*WRITTEN TASK*
Look through the data below and report how many lines include "color". Only the number should be given.

*DATA RECORDS*
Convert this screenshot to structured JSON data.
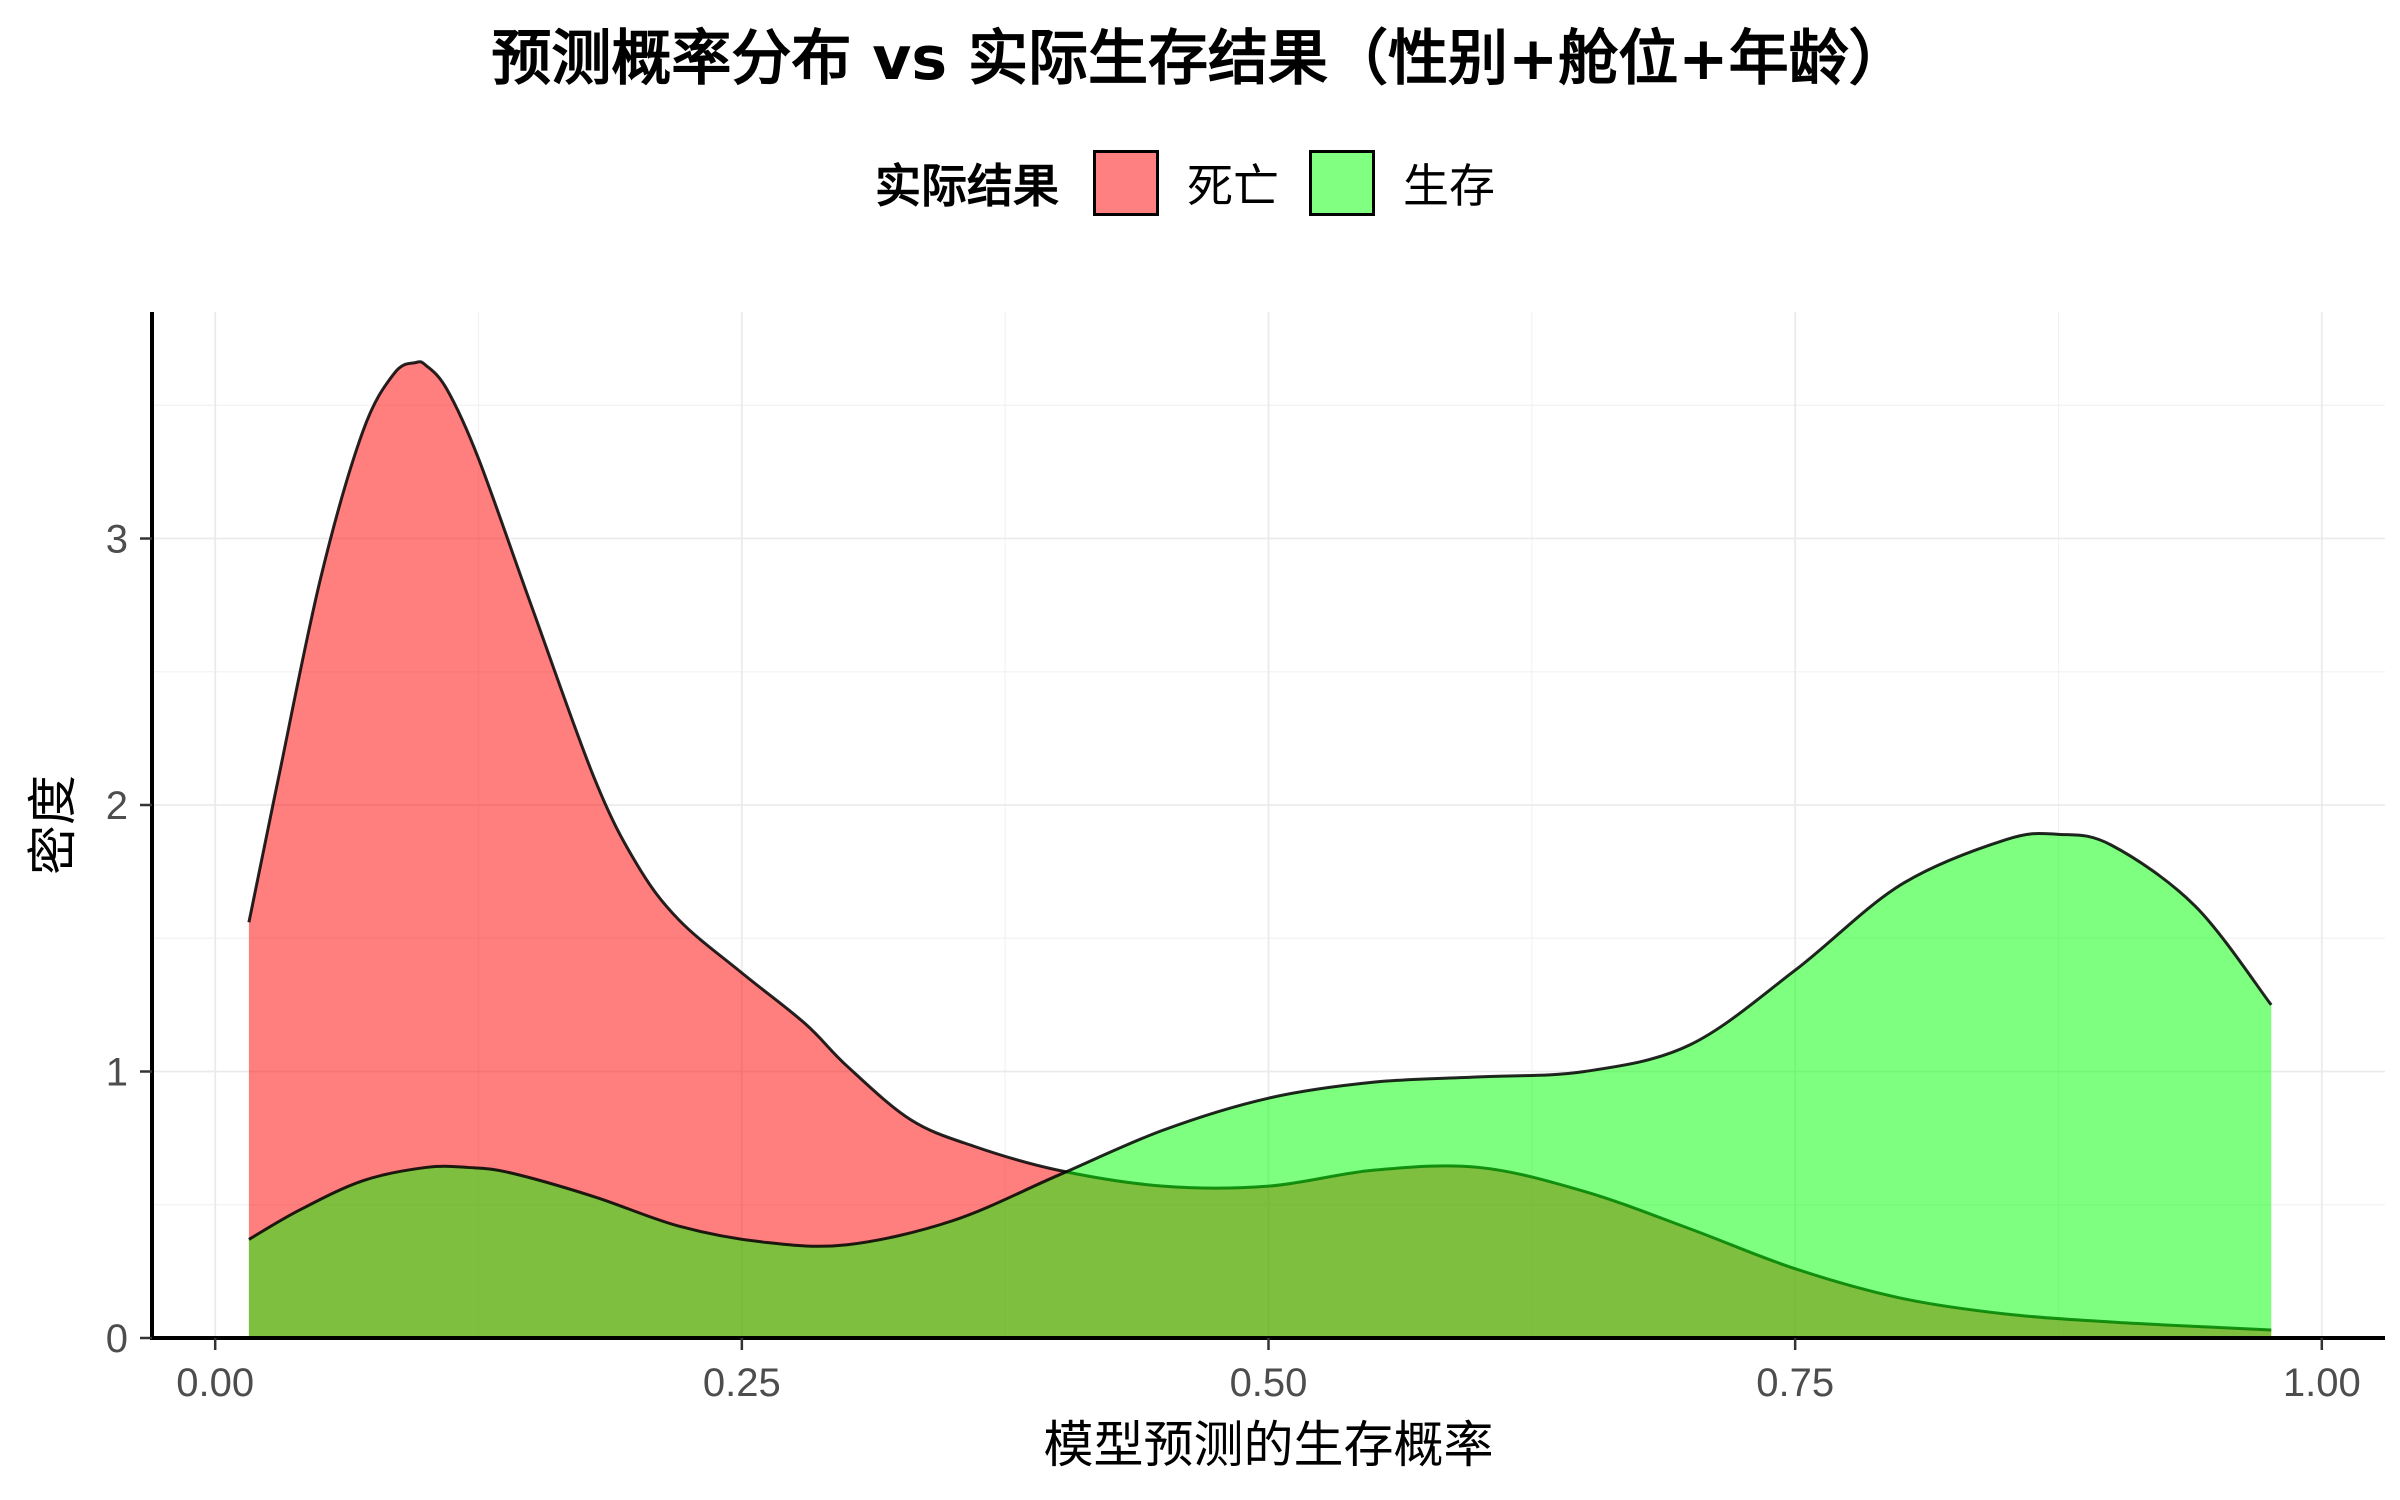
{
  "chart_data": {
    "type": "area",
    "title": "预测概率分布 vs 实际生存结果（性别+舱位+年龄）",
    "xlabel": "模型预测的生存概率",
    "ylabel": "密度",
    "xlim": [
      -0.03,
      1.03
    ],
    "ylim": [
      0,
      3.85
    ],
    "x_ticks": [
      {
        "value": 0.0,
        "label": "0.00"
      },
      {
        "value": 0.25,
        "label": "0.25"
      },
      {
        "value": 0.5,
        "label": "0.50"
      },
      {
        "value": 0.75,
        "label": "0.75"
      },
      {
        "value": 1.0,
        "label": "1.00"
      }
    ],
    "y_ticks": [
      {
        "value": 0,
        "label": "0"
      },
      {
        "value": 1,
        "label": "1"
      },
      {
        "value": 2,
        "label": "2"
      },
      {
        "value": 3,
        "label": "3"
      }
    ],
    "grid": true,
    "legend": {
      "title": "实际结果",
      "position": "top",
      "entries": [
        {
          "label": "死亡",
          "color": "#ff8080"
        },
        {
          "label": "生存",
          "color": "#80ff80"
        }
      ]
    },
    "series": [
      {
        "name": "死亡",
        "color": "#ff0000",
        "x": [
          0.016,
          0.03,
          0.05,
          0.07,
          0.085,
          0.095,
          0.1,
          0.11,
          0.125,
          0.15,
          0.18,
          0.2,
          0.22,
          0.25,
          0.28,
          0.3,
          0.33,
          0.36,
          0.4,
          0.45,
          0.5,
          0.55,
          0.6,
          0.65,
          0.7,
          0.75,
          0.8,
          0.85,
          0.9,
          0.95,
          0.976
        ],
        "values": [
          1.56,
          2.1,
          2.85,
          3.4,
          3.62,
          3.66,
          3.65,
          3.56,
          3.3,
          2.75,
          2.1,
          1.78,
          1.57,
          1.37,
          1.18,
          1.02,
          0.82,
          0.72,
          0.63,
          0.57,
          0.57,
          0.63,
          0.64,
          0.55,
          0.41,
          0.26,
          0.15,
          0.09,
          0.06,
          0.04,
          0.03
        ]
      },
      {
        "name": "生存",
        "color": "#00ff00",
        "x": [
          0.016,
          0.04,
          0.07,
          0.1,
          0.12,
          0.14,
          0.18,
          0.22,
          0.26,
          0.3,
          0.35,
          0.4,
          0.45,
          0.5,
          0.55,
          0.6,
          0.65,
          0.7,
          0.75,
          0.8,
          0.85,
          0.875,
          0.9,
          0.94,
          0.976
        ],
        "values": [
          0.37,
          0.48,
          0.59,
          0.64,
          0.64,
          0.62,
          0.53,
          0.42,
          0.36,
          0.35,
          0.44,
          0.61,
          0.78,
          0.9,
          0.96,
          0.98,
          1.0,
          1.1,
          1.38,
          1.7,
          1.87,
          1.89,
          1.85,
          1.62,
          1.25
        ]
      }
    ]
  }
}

*EXERCISE OUTPUT*
4